## Problem description
Repeat the data below exactly, dropping any pictures it holds.

## Entries taken from a collection
_ _ _ _

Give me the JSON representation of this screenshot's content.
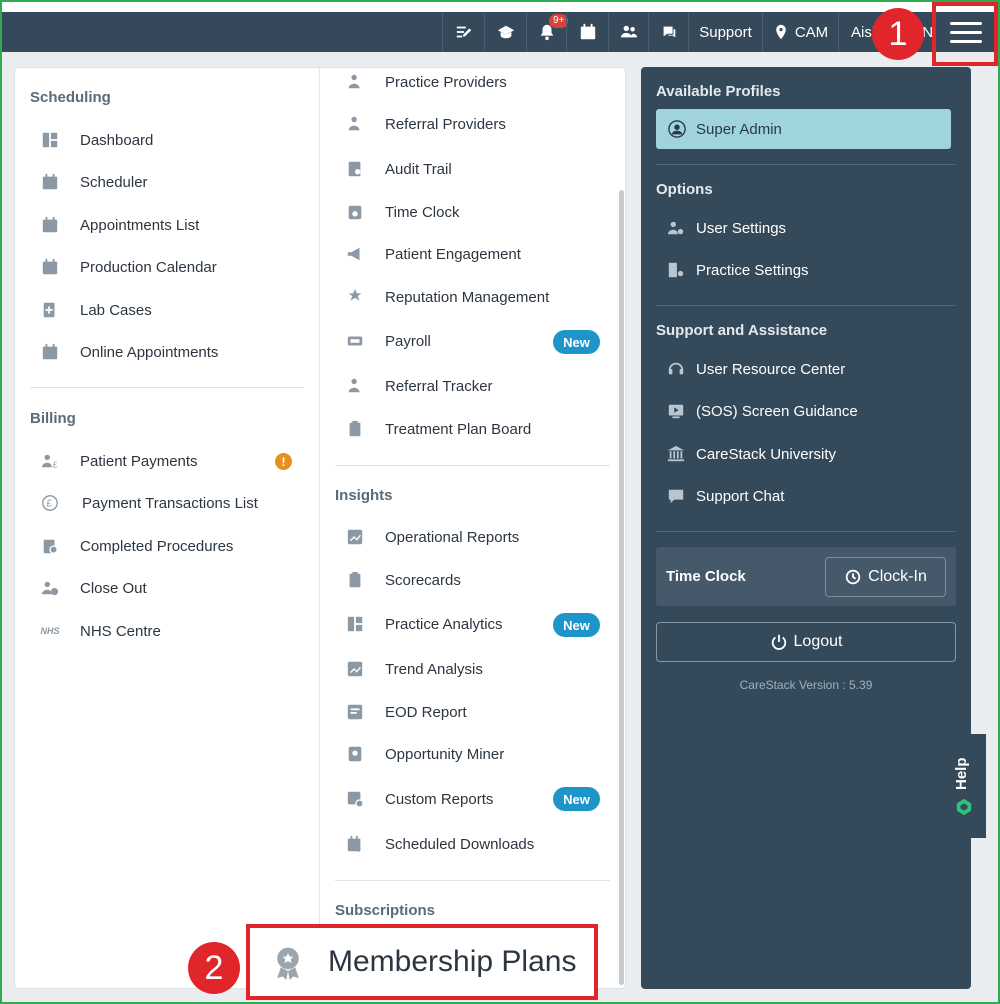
{
  "topbar": {
    "support_label": "Support",
    "location_label": "CAM",
    "user_label": "Aish",
    "user_suffix": "N",
    "notification_count": "9+"
  },
  "scheduling": {
    "title": "Scheduling",
    "items": [
      {
        "label": "Dashboard",
        "icon": "dashboard-icon"
      },
      {
        "label": "Scheduler",
        "icon": "calendar-icon"
      },
      {
        "label": "Appointments List",
        "icon": "appointments-list-icon"
      },
      {
        "label": "Production Calendar",
        "icon": "production-calendar-icon"
      },
      {
        "label": "Lab Cases",
        "icon": "lab-cases-icon"
      },
      {
        "label": "Online Appointments",
        "icon": "online-appointments-icon"
      }
    ]
  },
  "billing": {
    "title": "Billing",
    "items": [
      {
        "label": "Patient Payments",
        "icon": "patient-payments-icon",
        "alert": "!"
      },
      {
        "label": "Payment Transactions List",
        "icon": "pound-icon"
      },
      {
        "label": "Completed Procedures",
        "icon": "completed-procedures-icon"
      },
      {
        "label": "Close Out",
        "icon": "close-out-icon"
      },
      {
        "label": "NHS Centre",
        "icon": "nhs-icon",
        "icon_text": "NHS"
      }
    ]
  },
  "middle": {
    "items": [
      {
        "label": "Practice Providers",
        "icon": "providers-icon"
      },
      {
        "label": "Referral Providers",
        "icon": "referral-providers-icon"
      },
      {
        "label": "Audit Trail",
        "icon": "audit-trail-icon"
      },
      {
        "label": "Time Clock",
        "icon": "time-clock-icon"
      },
      {
        "label": "Patient Engagement",
        "icon": "megaphone-icon"
      },
      {
        "label": "Reputation Management",
        "icon": "reputation-icon"
      },
      {
        "label": "Payroll",
        "icon": "payroll-icon",
        "badge": "New"
      },
      {
        "label": "Referral Tracker",
        "icon": "referral-tracker-icon"
      },
      {
        "label": "Treatment Plan Board",
        "icon": "clipboard-icon"
      }
    ],
    "insights_title": "Insights",
    "insights": [
      {
        "label": "Operational Reports",
        "icon": "chart-icon"
      },
      {
        "label": "Scorecards",
        "icon": "scorecard-icon"
      },
      {
        "label": "Practice Analytics",
        "icon": "analytics-icon",
        "badge": "New"
      },
      {
        "label": "Trend Analysis",
        "icon": "trend-icon"
      },
      {
        "label": "EOD Report",
        "icon": "report-icon"
      },
      {
        "label": "Opportunity Miner",
        "icon": "opportunity-icon"
      },
      {
        "label": "Custom Reports",
        "icon": "custom-reports-icon",
        "badge": "New"
      },
      {
        "label": "Scheduled Downloads",
        "icon": "scheduled-downloads-icon"
      }
    ],
    "subscriptions_title": "Subscriptions",
    "membership_label": "Membership Plans"
  },
  "profiles": {
    "title": "Available Profiles",
    "current": "Super Admin"
  },
  "options": {
    "title": "Options",
    "items": [
      {
        "label": "User Settings",
        "icon": "user-settings-icon"
      },
      {
        "label": "Practice Settings",
        "icon": "practice-settings-icon"
      }
    ]
  },
  "support": {
    "title": "Support and Assistance",
    "items": [
      {
        "label": "User Resource Center",
        "icon": "headset-icon"
      },
      {
        "label": "(SOS) Screen Guidance",
        "icon": "screen-guidance-icon"
      },
      {
        "label": "CareStack University",
        "icon": "university-icon"
      },
      {
        "label": "Support Chat",
        "icon": "chat-icon"
      }
    ]
  },
  "timeclock": {
    "title": "Time Clock",
    "clockin_label": "Clock-In"
  },
  "logout_label": "Logout",
  "version": "CareStack Version : 5.39",
  "help_label": "Help",
  "annotations": {
    "one": "1",
    "two": "2"
  },
  "colors": {
    "accent": "#1e95c9",
    "panel": "#34495a",
    "highlight": "#e0262a"
  }
}
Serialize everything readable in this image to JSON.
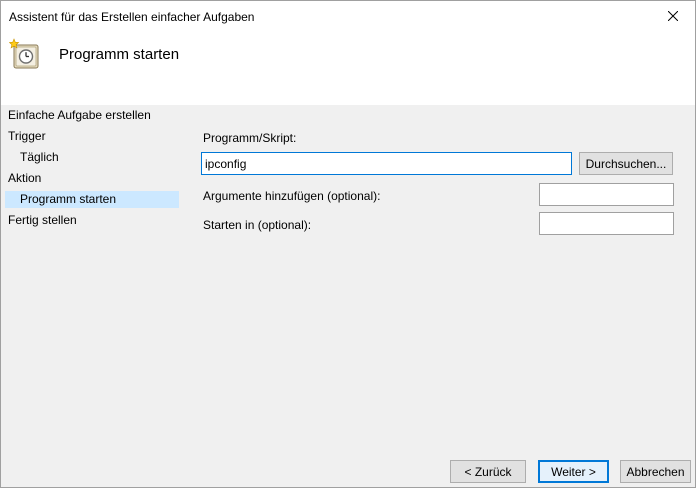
{
  "window": {
    "title": "Assistent für das Erstellen einfacher Aufgaben"
  },
  "header": {
    "title": "Programm starten",
    "icon": "task-clock-icon"
  },
  "sidebar": {
    "steps": [
      {
        "label": "Einfache Aufgabe erstellen",
        "level": 1,
        "active": false
      },
      {
        "label": "Trigger",
        "level": 1,
        "active": false
      },
      {
        "label": "Täglich",
        "level": 2,
        "active": false
      },
      {
        "label": "Aktion",
        "level": 1,
        "active": false
      },
      {
        "label": "Programm starten",
        "level": 2,
        "active": true
      },
      {
        "label": "Fertig stellen",
        "level": 1,
        "active": false
      }
    ]
  },
  "form": {
    "program_label": "Programm/Skript:",
    "program_value": "ipconfig",
    "browse_label": "Durchsuchen...",
    "arguments_label": "Argumente hinzufügen (optional):",
    "arguments_value": "",
    "start_in_label": "Starten in (optional):",
    "start_in_value": ""
  },
  "footer": {
    "back_label": "< Zurück",
    "next_label": "Weiter >",
    "cancel_label": "Abbrechen"
  },
  "colors": {
    "selection": "#cce8ff",
    "focus": "#0078d7"
  }
}
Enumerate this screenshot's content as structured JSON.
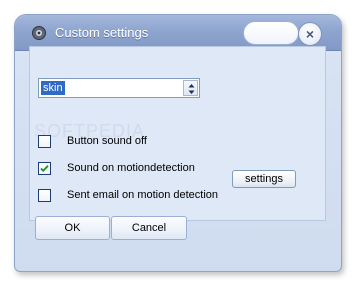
{
  "window": {
    "title": "Custom settings",
    "accent": "#8ea5cf",
    "background": "#d9e4f4"
  },
  "skin": {
    "value": "skin"
  },
  "options": [
    {
      "label": "Button sound off",
      "checked": false
    },
    {
      "label": "Sound on motiondetection",
      "checked": true
    },
    {
      "label": "Sent email on motion detection",
      "checked": false
    }
  ],
  "settings_button": {
    "label": "settings"
  },
  "buttons": {
    "ok_label": "OK",
    "cancel_label": "Cancel"
  },
  "watermark": {
    "text": "SOFTPEDIA"
  }
}
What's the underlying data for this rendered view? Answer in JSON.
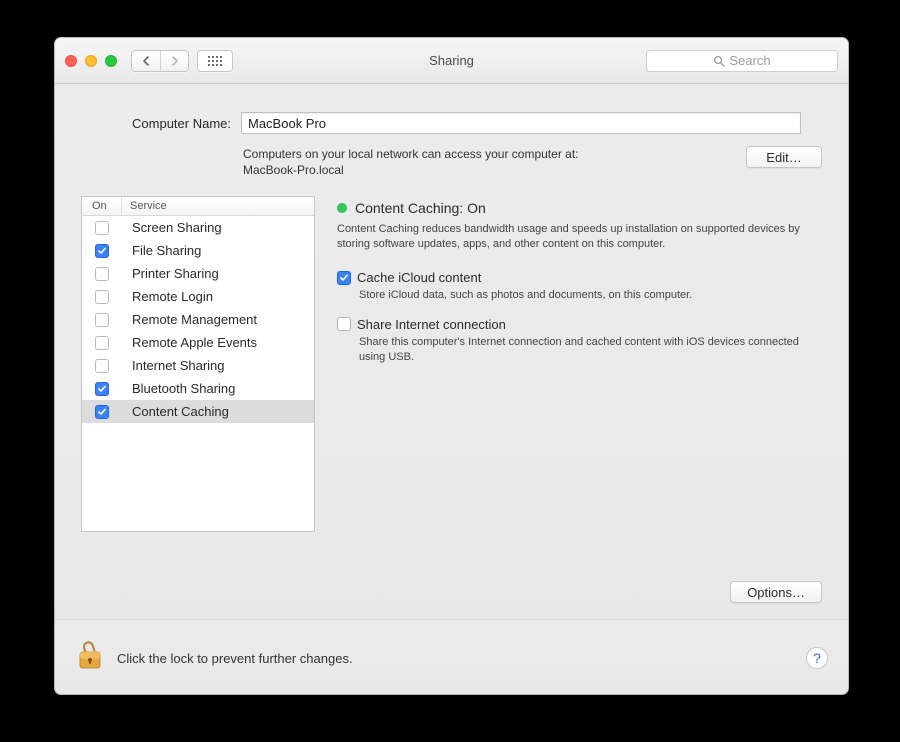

_ _ _ _

## Result
Give me the JSON representation of this screenshot's content.
{
  "topbar": {
    "support_label": "Support",
    "location_label": "CAM",
    "user_label": "Aish",
    "user_suffix": "N",
    "notification_count": "9+"
  },
  "scheduling": {
    "title": "Scheduling",
    "items": [
      {
        "label": "Dashboard",
        "icon": "dashboard-icon"
      },
      {
        "label": "Scheduler",
        "icon": "calendar-icon"
      },
      {
        "label": "Appointments List",
        "icon": "appointments-list-icon"
      },
      {
        "label": "Production Calendar",
        "icon": "production-calendar-icon"
      },
      {
        "label": "Lab Cases",
        "icon": "lab-cases-icon"
      },
      {
        "label": "Online Appointments",
        "icon": "online-appointments-icon"
      }
    ]
  },
  "billing": {
    "title": "Billing",
    "items": [
      {
        "label": "Patient Payments",
        "icon": "patient-payments-icon",
        "alert": "!"
      },
      {
        "label": "Payment Transactions List",
        "icon": "pound-icon"
      },
      {
        "label": "Completed Procedures",
        "icon": "completed-procedures-icon"
      },
      {
        "label": "Close Out",
        "icon": "close-out-icon"
      },
      {
        "label": "NHS Centre",
        "icon": "nhs-icon",
        "icon_text": "NHS"
      }
    ]
  },
  "middle": {
    "items": [
      {
        "label": "Practice Providers",
        "icon": "providers-icon"
      },
      {
        "label": "Referral Providers",
        "icon": "referral-providers-icon"
      },
      {
        "label": "Audit Trail",
        "icon": "audit-trail-icon"
      },
      {
        "label": "Time Clock",
        "icon": "time-clock-icon"
      },
      {
        "label": "Patient Engagement",
        "icon": "megaphone-icon"
      },
      {
        "label": "Reputation Management",
        "icon": "reputation-icon"
      },
      {
        "label": "Payroll",
        "icon": "payroll-icon",
        "badge": "New"
      },
      {
        "label": "Referral Tracker",
        "icon": "referral-tracker-icon"
      },
      {
        "label": "Treatment Plan Board",
        "icon": "clipboard-icon"
      }
    ],
    "insights_title": "Insights",
    "insights": [
      {
        "label": "Operational Reports",
        "icon": "chart-icon"
      },
      {
        "label": "Scorecards",
        "icon": "scorecard-icon"
      },
      {
        "label": "Practice Analytics",
        "icon": "analytics-icon",
        "badge": "New"
      },
      {
        "label": "Trend Analysis",
        "icon": "trend-icon"
      },
      {
        "label": "EOD Report",
        "icon": "report-icon"
      },
      {
        "label": "Opportunity Miner",
        "icon": "opportunity-icon"
      },
      {
        "label": "Custom Reports",
        "icon": "custom-reports-icon",
        "badge": "New"
      },
      {
        "label": "Scheduled Downloads",
        "icon": "scheduled-downloads-icon"
      }
    ],
    "subscriptions_title": "Subscriptions",
    "membership_label": "Membership Plans"
  },
  "profiles": {
    "title": "Available Profiles",
    "current": "Super Admin"
  },
  "options": {
    "title": "Options",
    "items": [
      {
        "label": "User Settings",
        "icon": "user-settings-icon"
      },
      {
        "label": "Practice Settings",
        "icon": "practice-settings-icon"
      }
    ]
  },
  "support": {
    "title": "Support and Assistance",
    "items": [
      {
        "label": "User Resource Center",
        "icon": "headset-icon"
      },
      {
        "label": "(SOS) Screen Guidance",
        "icon": "screen-guidance-icon"
      },
      {
        "label": "CareStack University",
        "icon": "university-icon"
      },
      {
        "label": "Support Chat",
        "icon": "chat-icon"
      }
    ]
  },
  "timeclock": {
    "title": "Time Clock",
    "clockin_label": "Clock-In"
  },
  "logout_label": "Logout",
  "version": "CareStack Version : 5.39",
  "help_label": "Help",
  "annotations": {
    "one": "1",
    "two": "2"
  },
  "colors": {
    "accent": "#1e95c9",
    "panel": "#34495a",
    "highlight": "#e0262a"
  }
}
Serialize everything readable in this image to JSON.
{
  "window": {
    "title": "Assistent für das Erstellen einfacher Aufgaben"
  },
  "header": {
    "title": "Programm starten",
    "icon": "task-clock-icon"
  },
  "sidebar": {
    "steps": [
      {
        "label": "Einfache Aufgabe erstellen",
        "level": 1,
        "active": false
      },
      {
        "label": "Trigger",
        "level": 1,
        "active": false
      },
      {
        "label": "Täglich",
        "level": 2,
        "active": false
      },
      {
        "label": "Aktion",
        "level": 1,
        "active": false
      },
      {
        "label": "Programm starten",
        "level": 2,
        "active": true
      },
      {
        "label": "Fertig stellen",
        "level": 1,
        "active": false
      }
    ]
  },
  "form": {
    "program_label": "Programm/Skript:",
    "program_value": "ipconfig",
    "browse_label": "Durchsuchen...",
    "arguments_label": "Argumente hinzufügen (optional):",
    "arguments_value": "",
    "start_in_label": "Starten in (optional):",
    "start_in_value": ""
  },
  "footer": {
    "back_label": "< Zurück",
    "next_label": "Weiter >",
    "cancel_label": "Abbrechen"
  },
  "colors": {
    "selection": "#cce8ff",
    "focus": "#0078d7"
  }
}
Enumerate this screenshot's content as structured JSON.
{
  "window": {
    "title": "Custom settings",
    "accent": "#8ea5cf",
    "background": "#d9e4f4"
  },
  "skin": {
    "value": "skin"
  },
  "options": [
    {
      "label": "Button sound off",
      "checked": false
    },
    {
      "label": "Sound on motiondetection",
      "checked": true
    },
    {
      "label": "Sent email on motion detection",
      "checked": false
    }
  ],
  "settings_button": {
    "label": "settings"
  },
  "buttons": {
    "ok_label": "OK",
    "cancel_label": "Cancel"
  },
  "watermark": {
    "text": "SOFTPEDIA"
  }
}
What's the underlying data for this rendered view? Answer in JSON.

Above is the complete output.